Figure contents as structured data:
|---|
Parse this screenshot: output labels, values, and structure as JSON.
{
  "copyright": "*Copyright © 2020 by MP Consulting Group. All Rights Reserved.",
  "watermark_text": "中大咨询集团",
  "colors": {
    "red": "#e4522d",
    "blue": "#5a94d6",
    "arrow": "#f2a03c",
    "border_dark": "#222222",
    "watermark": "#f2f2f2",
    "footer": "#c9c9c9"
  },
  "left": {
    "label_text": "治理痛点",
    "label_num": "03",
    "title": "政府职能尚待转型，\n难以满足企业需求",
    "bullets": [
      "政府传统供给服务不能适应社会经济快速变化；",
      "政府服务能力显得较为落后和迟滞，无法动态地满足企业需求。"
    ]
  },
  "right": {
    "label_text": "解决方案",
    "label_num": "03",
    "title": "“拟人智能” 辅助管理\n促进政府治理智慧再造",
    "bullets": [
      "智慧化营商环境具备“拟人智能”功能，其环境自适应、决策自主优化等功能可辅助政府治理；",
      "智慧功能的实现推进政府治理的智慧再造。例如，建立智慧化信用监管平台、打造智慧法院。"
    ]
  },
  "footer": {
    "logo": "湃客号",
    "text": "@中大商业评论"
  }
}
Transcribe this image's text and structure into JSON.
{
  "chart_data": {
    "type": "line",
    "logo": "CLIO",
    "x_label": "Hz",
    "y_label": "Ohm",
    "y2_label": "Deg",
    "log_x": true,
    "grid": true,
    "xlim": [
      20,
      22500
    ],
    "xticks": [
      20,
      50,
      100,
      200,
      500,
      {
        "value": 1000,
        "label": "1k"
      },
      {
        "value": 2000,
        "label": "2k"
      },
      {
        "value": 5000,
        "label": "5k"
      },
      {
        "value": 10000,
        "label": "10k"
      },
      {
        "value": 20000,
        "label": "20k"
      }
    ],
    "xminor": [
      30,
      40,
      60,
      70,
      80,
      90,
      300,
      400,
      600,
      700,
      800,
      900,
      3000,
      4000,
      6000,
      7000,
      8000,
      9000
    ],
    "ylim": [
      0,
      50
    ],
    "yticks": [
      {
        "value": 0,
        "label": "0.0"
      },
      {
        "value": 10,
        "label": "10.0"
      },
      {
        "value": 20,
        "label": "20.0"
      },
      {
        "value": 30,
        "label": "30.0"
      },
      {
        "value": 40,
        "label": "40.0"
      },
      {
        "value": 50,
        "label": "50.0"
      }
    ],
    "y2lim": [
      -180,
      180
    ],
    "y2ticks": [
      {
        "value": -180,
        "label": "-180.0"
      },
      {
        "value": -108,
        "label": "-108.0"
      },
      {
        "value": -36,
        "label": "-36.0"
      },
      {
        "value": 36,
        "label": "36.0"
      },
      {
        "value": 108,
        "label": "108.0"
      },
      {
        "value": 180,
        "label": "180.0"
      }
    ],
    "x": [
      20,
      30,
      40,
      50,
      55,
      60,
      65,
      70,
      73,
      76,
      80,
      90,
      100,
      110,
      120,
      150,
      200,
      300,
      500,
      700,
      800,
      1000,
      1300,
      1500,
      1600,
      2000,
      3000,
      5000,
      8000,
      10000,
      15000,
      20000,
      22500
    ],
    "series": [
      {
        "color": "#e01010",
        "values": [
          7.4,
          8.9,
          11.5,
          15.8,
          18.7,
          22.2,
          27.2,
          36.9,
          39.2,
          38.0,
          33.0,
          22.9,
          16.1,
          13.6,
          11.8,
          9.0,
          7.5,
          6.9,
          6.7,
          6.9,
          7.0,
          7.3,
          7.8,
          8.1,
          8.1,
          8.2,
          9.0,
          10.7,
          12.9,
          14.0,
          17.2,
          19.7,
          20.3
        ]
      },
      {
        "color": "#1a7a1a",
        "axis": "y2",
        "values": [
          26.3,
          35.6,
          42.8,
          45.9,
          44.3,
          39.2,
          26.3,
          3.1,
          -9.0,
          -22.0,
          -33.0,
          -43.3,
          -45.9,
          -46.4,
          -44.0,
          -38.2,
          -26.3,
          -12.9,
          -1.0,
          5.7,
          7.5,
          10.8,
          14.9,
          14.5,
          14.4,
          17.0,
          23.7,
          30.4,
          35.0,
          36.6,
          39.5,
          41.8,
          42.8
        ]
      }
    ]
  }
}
|---|
What the exercise asks
Repeat the material above in full, quoting it exactly.

Solution for this exercise
Parse this screenshot: output labels, values, and structure as JSON.
{
  "copyright": "*Copyright © 2020 by MP Consulting Group. All Rights Reserved.",
  "watermark_text": "中大咨询集团",
  "colors": {
    "red": "#e4522d",
    "blue": "#5a94d6",
    "arrow": "#f2a03c",
    "border_dark": "#222222",
    "watermark": "#f2f2f2",
    "footer": "#c9c9c9"
  },
  "left": {
    "label_text": "治理痛点",
    "label_num": "03",
    "title": "政府职能尚待转型，\n难以满足企业需求",
    "bullets": [
      "政府传统供给服务不能适应社会经济快速变化；",
      "政府服务能力显得较为落后和迟滞，无法动态地满足企业需求。"
    ]
  },
  "right": {
    "label_text": "解决方案",
    "label_num": "03",
    "title": "“拟人智能” 辅助管理\n促进政府治理智慧再造",
    "bullets": [
      "智慧化营商环境具备“拟人智能”功能，其环境自适应、决策自主优化等功能可辅助政府治理；",
      "智慧功能的实现推进政府治理的智慧再造。例如，建立智慧化信用监管平台、打造智慧法院。"
    ]
  },
  "footer": {
    "logo": "湃客号",
    "text": "@中大商业评论"
  }
}
Transcribe this image's text and structure into JSON.
{
  "chart_data": {
    "type": "line",
    "logo": "CLIO",
    "x_label": "Hz",
    "y_label": "Ohm",
    "y2_label": "Deg",
    "log_x": true,
    "grid": true,
    "xlim": [
      20,
      22500
    ],
    "xticks": [
      20,
      50,
      100,
      200,
      500,
      {
        "value": 1000,
        "label": "1k"
      },
      {
        "value": 2000,
        "label": "2k"
      },
      {
        "value": 5000,
        "label": "5k"
      },
      {
        "value": 10000,
        "label": "10k"
      },
      {
        "value": 20000,
        "label": "20k"
      }
    ],
    "xminor": [
      30,
      40,
      60,
      70,
      80,
      90,
      300,
      400,
      600,
      700,
      800,
      900,
      3000,
      4000,
      6000,
      7000,
      8000,
      9000
    ],
    "ylim": [
      0,
      50
    ],
    "yticks": [
      {
        "value": 0,
        "label": "0.0"
      },
      {
        "value": 10,
        "label": "10.0"
      },
      {
        "value": 20,
        "label": "20.0"
      },
      {
        "value": 30,
        "label": "30.0"
      },
      {
        "value": 40,
        "label": "40.0"
      },
      {
        "value": 50,
        "label": "50.0"
      }
    ],
    "y2lim": [
      -180,
      180
    ],
    "y2ticks": [
      {
        "value": -180,
        "label": "-180.0"
      },
      {
        "value": -108,
        "label": "-108.0"
      },
      {
        "value": -36,
        "label": "-36.0"
      },
      {
        "value": 36,
        "label": "36.0"
      },
      {
        "value": 108,
        "label": "108.0"
      },
      {
        "value": 180,
        "label": "180.0"
      }
    ],
    "x": [
      20,
      30,
      40,
      50,
      55,
      60,
      65,
      70,
      73,
      76,
      80,
      90,
      100,
      110,
      120,
      150,
      200,
      300,
      500,
      700,
      800,
      1000,
      1300,
      1500,
      1600,
      2000,
      3000,
      5000,
      8000,
      10000,
      15000,
      20000,
      22500
    ],
    "series": [
      {
        "color": "#e01010",
        "values": [
          7.4,
          8.9,
          11.5,
          15.8,
          18.7,
          22.2,
          27.2,
          36.9,
          39.2,
          38.0,
          33.0,
          22.9,
          16.1,
          13.6,
          11.8,
          9.0,
          7.5,
          6.9,
          6.7,
          6.9,
          7.0,
          7.3,
          7.8,
          8.1,
          8.1,
          8.2,
          9.0,
          10.7,
          12.9,
          14.0,
          17.2,
          19.7,
          20.3
        ]
      },
      {
        "color": "#1a7a1a",
        "axis": "y2",
        "values": [
          26.3,
          35.6,
          42.8,
          45.9,
          44.3,
          39.2,
          26.3,
          3.1,
          -9.0,
          -22.0,
          -33.0,
          -43.3,
          -45.9,
          -46.4,
          -44.0,
          -38.2,
          -26.3,
          -12.9,
          -1.0,
          5.7,
          7.5,
          10.8,
          14.9,
          14.5,
          14.4,
          17.0,
          23.7,
          30.4,
          35.0,
          36.6,
          39.5,
          41.8,
          42.8
        ]
      }
    ]
  }
}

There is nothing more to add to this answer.